● PROBLEM TO WORK ON:
Your task is to restate the data word for word.

● STORED RECORDS:
⟨
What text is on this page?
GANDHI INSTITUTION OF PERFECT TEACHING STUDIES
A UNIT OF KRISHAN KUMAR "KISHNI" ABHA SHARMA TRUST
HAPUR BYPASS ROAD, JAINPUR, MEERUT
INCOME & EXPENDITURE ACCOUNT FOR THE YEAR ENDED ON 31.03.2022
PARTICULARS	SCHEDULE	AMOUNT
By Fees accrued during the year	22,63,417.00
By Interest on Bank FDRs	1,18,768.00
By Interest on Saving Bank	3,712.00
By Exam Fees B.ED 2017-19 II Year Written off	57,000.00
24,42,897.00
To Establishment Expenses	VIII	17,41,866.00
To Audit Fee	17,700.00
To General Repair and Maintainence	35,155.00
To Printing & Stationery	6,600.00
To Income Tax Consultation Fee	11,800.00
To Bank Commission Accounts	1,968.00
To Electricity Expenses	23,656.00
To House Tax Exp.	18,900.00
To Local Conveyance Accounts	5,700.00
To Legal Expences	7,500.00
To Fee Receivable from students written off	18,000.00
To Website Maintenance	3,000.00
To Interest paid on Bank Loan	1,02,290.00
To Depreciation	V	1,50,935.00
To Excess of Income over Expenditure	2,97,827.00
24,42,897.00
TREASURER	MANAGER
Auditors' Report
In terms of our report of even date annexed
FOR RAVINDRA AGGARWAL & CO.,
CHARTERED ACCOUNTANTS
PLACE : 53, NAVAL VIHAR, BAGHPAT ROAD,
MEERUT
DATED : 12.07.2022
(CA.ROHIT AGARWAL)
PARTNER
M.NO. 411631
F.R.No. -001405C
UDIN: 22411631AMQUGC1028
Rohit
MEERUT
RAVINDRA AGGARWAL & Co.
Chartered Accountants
⟩
● ANSWER TO THIS EXERCISE:
What text is on this page?
GANDHI INSTITUTION OF PERFECT TEACHING STUDIES
A UNIT OF KRISHAN KUMAR "KISHNI" ABHA SHARMA TRUST
HAPUR BYPASS ROAD, JAINPUR, MEERUT
INCOME & EXPENDITURE ACCOUNT FOR THE YEAR ENDED ON 31.03.2022
PARTICULARS	SCHEDULE	AMOUNT
By Fees accrued during the year	22,63,417.00
By Interest on Bank FDRs	1,18,768.00
By Interest on Saving Bank	3,712.00
By Exam Fees B.ED 2017-19 II Year Written off	57,000.00
24,42,897.00
To Establishment Expenses	VIII	17,41,866.00
To Audit Fee	17,700.00
To General Repair and Maintainence	35,155.00
To Printing & Stationery	6,600.00
To Income Tax Consultation Fee	11,800.00
To Bank Commission Accounts	1,968.00
To Electricity Expenses	23,656.00
To House Tax Exp.	18,900.00
To Local Conveyance Accounts	5,700.00
To Legal Expences	7,500.00
To Fee Receivable from students written off	18,000.00
To Website Maintenance	3,000.00
To Interest paid on Bank Loan	1,02,290.00
To Depreciation	V	1,50,935.00
To Excess of Income over Expenditure	2,97,827.00
24,42,897.00
TREASURER	MANAGER
Auditors' Report
In terms of our report of even date annexed
FOR RAVINDRA AGGARWAL & CO.,
CHARTERED ACCOUNTANTS
PLACE : 53, NAVAL VIHAR, BAGHPAT ROAD,
MEERUT
DATED : 12.07.2022
(CA.ROHIT AGARWAL)
PARTNER
M.NO. 411631
F.R.No. -001405C
UDIN: 22411631AMQUGC1028
Rohit
MEERUT
RAVINDRA AGGARWAL & Co.
Chartered Accountants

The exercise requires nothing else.